### Data in this exercise

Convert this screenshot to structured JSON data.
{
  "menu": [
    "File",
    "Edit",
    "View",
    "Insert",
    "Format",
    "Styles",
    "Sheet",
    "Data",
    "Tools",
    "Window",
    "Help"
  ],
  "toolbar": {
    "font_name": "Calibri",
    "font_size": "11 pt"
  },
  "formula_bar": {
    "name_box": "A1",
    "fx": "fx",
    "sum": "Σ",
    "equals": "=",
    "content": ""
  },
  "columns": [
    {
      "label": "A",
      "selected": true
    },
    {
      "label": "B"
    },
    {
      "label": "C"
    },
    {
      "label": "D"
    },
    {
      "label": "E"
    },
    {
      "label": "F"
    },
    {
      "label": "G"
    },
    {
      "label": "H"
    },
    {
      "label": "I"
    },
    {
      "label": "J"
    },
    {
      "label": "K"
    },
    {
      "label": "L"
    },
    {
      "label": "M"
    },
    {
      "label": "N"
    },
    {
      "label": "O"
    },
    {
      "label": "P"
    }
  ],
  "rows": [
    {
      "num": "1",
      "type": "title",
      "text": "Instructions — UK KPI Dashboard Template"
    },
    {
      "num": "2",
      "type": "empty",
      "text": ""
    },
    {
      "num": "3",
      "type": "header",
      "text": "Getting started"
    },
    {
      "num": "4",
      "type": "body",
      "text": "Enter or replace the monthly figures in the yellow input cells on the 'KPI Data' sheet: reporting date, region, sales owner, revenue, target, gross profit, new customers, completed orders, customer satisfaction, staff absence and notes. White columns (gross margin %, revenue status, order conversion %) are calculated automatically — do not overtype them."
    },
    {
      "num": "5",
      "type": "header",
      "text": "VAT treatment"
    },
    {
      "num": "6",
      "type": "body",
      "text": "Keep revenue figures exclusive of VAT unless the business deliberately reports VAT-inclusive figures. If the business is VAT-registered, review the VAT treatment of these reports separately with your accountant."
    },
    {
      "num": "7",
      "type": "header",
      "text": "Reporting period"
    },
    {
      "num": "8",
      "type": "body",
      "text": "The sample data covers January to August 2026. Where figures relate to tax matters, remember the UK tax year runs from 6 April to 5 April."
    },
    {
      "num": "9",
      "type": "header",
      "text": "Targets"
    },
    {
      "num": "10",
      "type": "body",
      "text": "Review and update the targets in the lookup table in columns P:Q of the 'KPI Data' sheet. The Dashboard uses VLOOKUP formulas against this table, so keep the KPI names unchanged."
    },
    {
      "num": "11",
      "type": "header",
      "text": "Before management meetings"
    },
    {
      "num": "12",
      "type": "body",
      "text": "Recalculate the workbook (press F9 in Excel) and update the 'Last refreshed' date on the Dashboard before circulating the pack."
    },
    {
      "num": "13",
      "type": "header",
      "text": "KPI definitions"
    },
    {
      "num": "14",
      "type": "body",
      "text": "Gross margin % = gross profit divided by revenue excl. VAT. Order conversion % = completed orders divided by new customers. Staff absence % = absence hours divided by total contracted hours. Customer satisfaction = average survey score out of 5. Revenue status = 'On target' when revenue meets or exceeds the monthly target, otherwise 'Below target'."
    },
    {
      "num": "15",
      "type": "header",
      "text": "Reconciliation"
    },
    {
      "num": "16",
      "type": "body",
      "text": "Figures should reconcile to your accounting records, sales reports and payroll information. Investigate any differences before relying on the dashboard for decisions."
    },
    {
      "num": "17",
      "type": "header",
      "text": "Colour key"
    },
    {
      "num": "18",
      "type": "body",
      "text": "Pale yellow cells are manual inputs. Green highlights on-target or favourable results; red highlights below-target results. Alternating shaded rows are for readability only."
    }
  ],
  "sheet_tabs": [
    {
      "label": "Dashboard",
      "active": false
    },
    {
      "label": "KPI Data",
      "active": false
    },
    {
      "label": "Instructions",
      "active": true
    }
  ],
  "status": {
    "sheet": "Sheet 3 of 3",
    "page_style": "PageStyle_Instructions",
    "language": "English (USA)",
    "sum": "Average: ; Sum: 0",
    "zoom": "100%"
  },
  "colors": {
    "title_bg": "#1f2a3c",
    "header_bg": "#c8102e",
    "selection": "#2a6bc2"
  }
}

### Exercise objective
Output every record verbatim.

### Task answer
Convert this screenshot to structured JSON data.
{
  "menu": [
    "File",
    "Edit",
    "View",
    "Insert",
    "Format",
    "Styles",
    "Sheet",
    "Data",
    "Tools",
    "Window",
    "Help"
  ],
  "toolbar": {
    "font_name": "Calibri",
    "font_size": "11 pt"
  },
  "formula_bar": {
    "name_box": "A1",
    "fx": "fx",
    "sum": "Σ",
    "equals": "=",
    "content": ""
  },
  "columns": [
    {
      "label": "A",
      "selected": true
    },
    {
      "label": "B"
    },
    {
      "label": "C"
    },
    {
      "label": "D"
    },
    {
      "label": "E"
    },
    {
      "label": "F"
    },
    {
      "label": "G"
    },
    {
      "label": "H"
    },
    {
      "label": "I"
    },
    {
      "label": "J"
    },
    {
      "label": "K"
    },
    {
      "label": "L"
    },
    {
      "label": "M"
    },
    {
      "label": "N"
    },
    {
      "label": "O"
    },
    {
      "label": "P"
    }
  ],
  "rows": [
    {
      "num": "1",
      "type": "title",
      "text": "Instructions — UK KPI Dashboard Template"
    },
    {
      "num": "2",
      "type": "empty",
      "text": ""
    },
    {
      "num": "3",
      "type": "header",
      "text": "Getting started"
    },
    {
      "num": "4",
      "type": "body",
      "text": "Enter or replace the monthly figures in the yellow input cells on the 'KPI Data' sheet: reporting date, region, sales owner, revenue, target, gross profit, new customers, completed orders, customer satisfaction, staff absence and notes. White columns (gross margin %, revenue status, order conversion %) are calculated automatically — do not overtype them."
    },
    {
      "num": "5",
      "type": "header",
      "text": "VAT treatment"
    },
    {
      "num": "6",
      "type": "body",
      "text": "Keep revenue figures exclusive of VAT unless the business deliberately reports VAT-inclusive figures. If the business is VAT-registered, review the VAT treatment of these reports separately with your accountant."
    },
    {
      "num": "7",
      "type": "header",
      "text": "Reporting period"
    },
    {
      "num": "8",
      "type": "body",
      "text": "The sample data covers January to August 2026. Where figures relate to tax matters, remember the UK tax year runs from 6 April to 5 April."
    },
    {
      "num": "9",
      "type": "header",
      "text": "Targets"
    },
    {
      "num": "10",
      "type": "body",
      "text": "Review and update the targets in the lookup table in columns P:Q of the 'KPI Data' sheet. The Dashboard uses VLOOKUP formulas against this table, so keep the KPI names unchanged."
    },
    {
      "num": "11",
      "type": "header",
      "text": "Before management meetings"
    },
    {
      "num": "12",
      "type": "body",
      "text": "Recalculate the workbook (press F9 in Excel) and update the 'Last refreshed' date on the Dashboard before circulating the pack."
    },
    {
      "num": "13",
      "type": "header",
      "text": "KPI definitions"
    },
    {
      "num": "14",
      "type": "body",
      "text": "Gross margin % = gross profit divided by revenue excl. VAT. Order conversion % = completed orders divided by new customers. Staff absence % = absence hours divided by total contracted hours. Customer satisfaction = average survey score out of 5. Revenue status = 'On target' when revenue meets or exceeds the monthly target, otherwise 'Below target'."
    },
    {
      "num": "15",
      "type": "header",
      "text": "Reconciliation"
    },
    {
      "num": "16",
      "type": "body",
      "text": "Figures should reconcile to your accounting records, sales reports and payroll information. Investigate any differences before relying on the dashboard for decisions."
    },
    {
      "num": "17",
      "type": "header",
      "text": "Colour key"
    },
    {
      "num": "18",
      "type": "body",
      "text": "Pale yellow cells are manual inputs. Green highlights on-target or favourable results; red highlights below-target results. Alternating shaded rows are for readability only."
    }
  ],
  "sheet_tabs": [
    {
      "label": "Dashboard",
      "active": false
    },
    {
      "label": "KPI Data",
      "active": false
    },
    {
      "label": "Instructions",
      "active": true
    }
  ],
  "status": {
    "sheet": "Sheet 3 of 3",
    "page_style": "PageStyle_Instructions",
    "language": "English (USA)",
    "sum": "Average: ; Sum: 0",
    "zoom": "100%"
  },
  "colors": {
    "title_bg": "#1f2a3c",
    "header_bg": "#c8102e",
    "selection": "#2a6bc2"
  }
}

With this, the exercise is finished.